Restate all the material verbatim, except for the pictures.

━━━

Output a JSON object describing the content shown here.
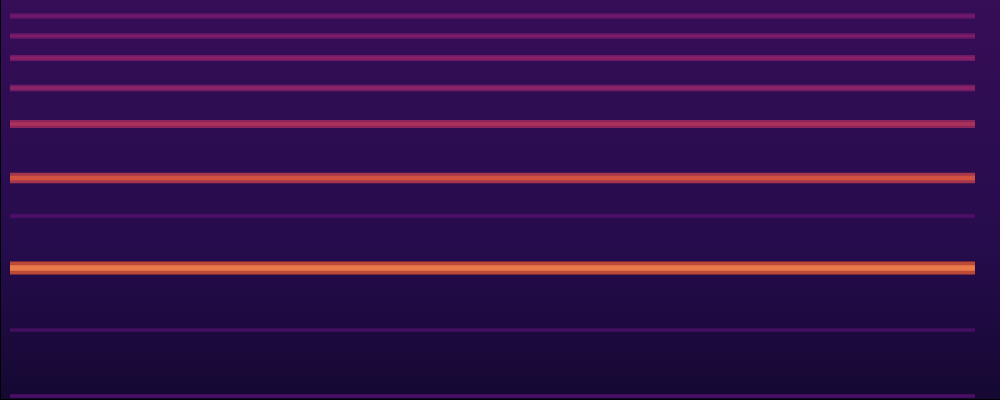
{
  "chart_data": {
    "type": "heatmap",
    "x": [
      1,
      97.5
    ],
    "xlim": [
      0,
      100
    ],
    "ylim": [
      0,
      100
    ],
    "rows": [
      1,
      17.5,
      33,
      46,
      55.5,
      69,
      78,
      85.5,
      91,
      96
    ],
    "intensities": [
      0.35,
      0.32,
      1.0,
      0.36,
      0.86,
      0.7,
      0.58,
      0.56,
      0.52,
      0.48
    ],
    "color_range": [
      0,
      1
    ],
    "tick_labels": false,
    "grid": false
  }
}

━━━

### SOLUTION BELOW
Output a JSON object describing the content shown here.
{
  "chart_data": {
    "type": "heatmap",
    "x": [
      1,
      97.5
    ],
    "xlim": [
      0,
      100
    ],
    "ylim": [
      0,
      100
    ],
    "rows": [
      1,
      17.5,
      33,
      46,
      55.5,
      69,
      78,
      85.5,
      91,
      96
    ],
    "intensities": [
      0.35,
      0.32,
      1.0,
      0.36,
      0.86,
      0.7,
      0.58,
      0.56,
      0.52,
      0.48
    ],
    "color_range": [
      0,
      1
    ],
    "tick_labels": false,
    "grid": false
  }
}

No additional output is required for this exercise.